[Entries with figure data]
══════

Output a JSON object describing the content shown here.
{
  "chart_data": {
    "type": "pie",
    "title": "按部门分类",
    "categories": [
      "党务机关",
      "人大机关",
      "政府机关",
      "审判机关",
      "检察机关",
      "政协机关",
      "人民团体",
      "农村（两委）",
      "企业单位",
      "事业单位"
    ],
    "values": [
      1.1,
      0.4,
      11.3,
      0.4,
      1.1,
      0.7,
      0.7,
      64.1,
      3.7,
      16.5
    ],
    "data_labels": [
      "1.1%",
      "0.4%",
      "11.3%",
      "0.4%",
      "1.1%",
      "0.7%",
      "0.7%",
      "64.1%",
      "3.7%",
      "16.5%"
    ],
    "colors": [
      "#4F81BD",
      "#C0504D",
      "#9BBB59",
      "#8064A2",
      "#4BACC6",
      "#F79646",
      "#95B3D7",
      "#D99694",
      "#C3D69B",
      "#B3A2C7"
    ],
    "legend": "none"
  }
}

══════

* **Task goal**
Copy out all the entries shown above, character for character.

* **Answer**
Output a JSON object describing the content shown here.
{
  "chart_data": {
    "type": "pie",
    "title": "按部门分类",
    "categories": [
      "党务机关",
      "人大机关",
      "政府机关",
      "审判机关",
      "检察机关",
      "政协机关",
      "人民团体",
      "农村（两委）",
      "企业单位",
      "事业单位"
    ],
    "values": [
      1.1,
      0.4,
      11.3,
      0.4,
      1.1,
      0.7,
      0.7,
      64.1,
      3.7,
      16.5
    ],
    "data_labels": [
      "1.1%",
      "0.4%",
      "11.3%",
      "0.4%",
      "1.1%",
      "0.7%",
      "0.7%",
      "64.1%",
      "3.7%",
      "16.5%"
    ],
    "colors": [
      "#4F81BD",
      "#C0504D",
      "#9BBB59",
      "#8064A2",
      "#4BACC6",
      "#F79646",
      "#95B3D7",
      "#D99694",
      "#C3D69B",
      "#B3A2C7"
    ],
    "legend": "none"
  }
}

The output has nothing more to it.